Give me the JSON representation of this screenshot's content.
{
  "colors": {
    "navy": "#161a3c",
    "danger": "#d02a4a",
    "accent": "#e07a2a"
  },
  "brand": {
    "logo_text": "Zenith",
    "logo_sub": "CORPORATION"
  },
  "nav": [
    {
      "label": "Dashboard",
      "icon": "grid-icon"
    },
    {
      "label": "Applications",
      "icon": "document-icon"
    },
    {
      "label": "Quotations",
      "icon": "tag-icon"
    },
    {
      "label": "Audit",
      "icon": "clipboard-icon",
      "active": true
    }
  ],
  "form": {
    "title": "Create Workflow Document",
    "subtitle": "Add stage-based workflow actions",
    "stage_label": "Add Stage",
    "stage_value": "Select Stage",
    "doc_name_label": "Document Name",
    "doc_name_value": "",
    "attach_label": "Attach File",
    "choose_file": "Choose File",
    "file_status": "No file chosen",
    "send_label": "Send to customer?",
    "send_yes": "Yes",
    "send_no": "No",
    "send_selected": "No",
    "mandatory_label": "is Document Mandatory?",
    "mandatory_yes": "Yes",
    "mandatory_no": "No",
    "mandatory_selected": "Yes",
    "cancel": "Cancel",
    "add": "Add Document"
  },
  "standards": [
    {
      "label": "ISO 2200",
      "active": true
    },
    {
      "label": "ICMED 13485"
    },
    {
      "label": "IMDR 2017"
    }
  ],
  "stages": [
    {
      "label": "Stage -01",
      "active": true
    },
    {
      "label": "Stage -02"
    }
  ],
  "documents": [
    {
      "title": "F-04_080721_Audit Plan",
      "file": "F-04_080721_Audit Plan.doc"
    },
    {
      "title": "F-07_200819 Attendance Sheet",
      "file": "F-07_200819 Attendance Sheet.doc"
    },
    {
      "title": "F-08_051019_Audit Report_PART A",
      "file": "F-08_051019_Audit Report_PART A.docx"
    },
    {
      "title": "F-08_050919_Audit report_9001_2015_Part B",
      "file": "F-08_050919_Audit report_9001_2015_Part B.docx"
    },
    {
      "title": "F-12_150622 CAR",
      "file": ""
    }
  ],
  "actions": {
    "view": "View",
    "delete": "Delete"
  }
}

*****

Your task is to reproduce all of the records exactly.

#### [Answer to the task]
Give me the JSON representation of this screenshot's content.
{
  "colors": {
    "navy": "#161a3c",
    "danger": "#d02a4a",
    "accent": "#e07a2a"
  },
  "brand": {
    "logo_text": "Zenith",
    "logo_sub": "CORPORATION"
  },
  "nav": [
    {
      "label": "Dashboard",
      "icon": "grid-icon"
    },
    {
      "label": "Applications",
      "icon": "document-icon"
    },
    {
      "label": "Quotations",
      "icon": "tag-icon"
    },
    {
      "label": "Audit",
      "icon": "clipboard-icon",
      "active": true
    }
  ],
  "form": {
    "title": "Create Workflow Document",
    "subtitle": "Add stage-based workflow actions",
    "stage_label": "Add Stage",
    "stage_value": "Select Stage",
    "doc_name_label": "Document Name",
    "doc_name_value": "",
    "attach_label": "Attach File",
    "choose_file": "Choose File",
    "file_status": "No file chosen",
    "send_label": "Send to customer?",
    "send_yes": "Yes",
    "send_no": "No",
    "send_selected": "No",
    "mandatory_label": "is Document Mandatory?",
    "mandatory_yes": "Yes",
    "mandatory_no": "No",
    "mandatory_selected": "Yes",
    "cancel": "Cancel",
    "add": "Add Document"
  },
  "standards": [
    {
      "label": "ISO 2200",
      "active": true
    },
    {
      "label": "ICMED 13485"
    },
    {
      "label": "IMDR 2017"
    }
  ],
  "stages": [
    {
      "label": "Stage -01",
      "active": true
    },
    {
      "label": "Stage -02"
    }
  ],
  "documents": [
    {
      "title": "F-04_080721_Audit Plan",
      "file": "F-04_080721_Audit Plan.doc"
    },
    {
      "title": "F-07_200819 Attendance Sheet",
      "file": "F-07_200819 Attendance Sheet.doc"
    },
    {
      "title": "F-08_051019_Audit Report_PART A",
      "file": "F-08_051019_Audit Report_PART A.docx"
    },
    {
      "title": "F-08_050919_Audit report_9001_2015_Part B",
      "file": "F-08_050919_Audit report_9001_2015_Part B.docx"
    },
    {
      "title": "F-12_150622 CAR",
      "file": ""
    }
  ],
  "actions": {
    "view": "View",
    "delete": "Delete"
  }
}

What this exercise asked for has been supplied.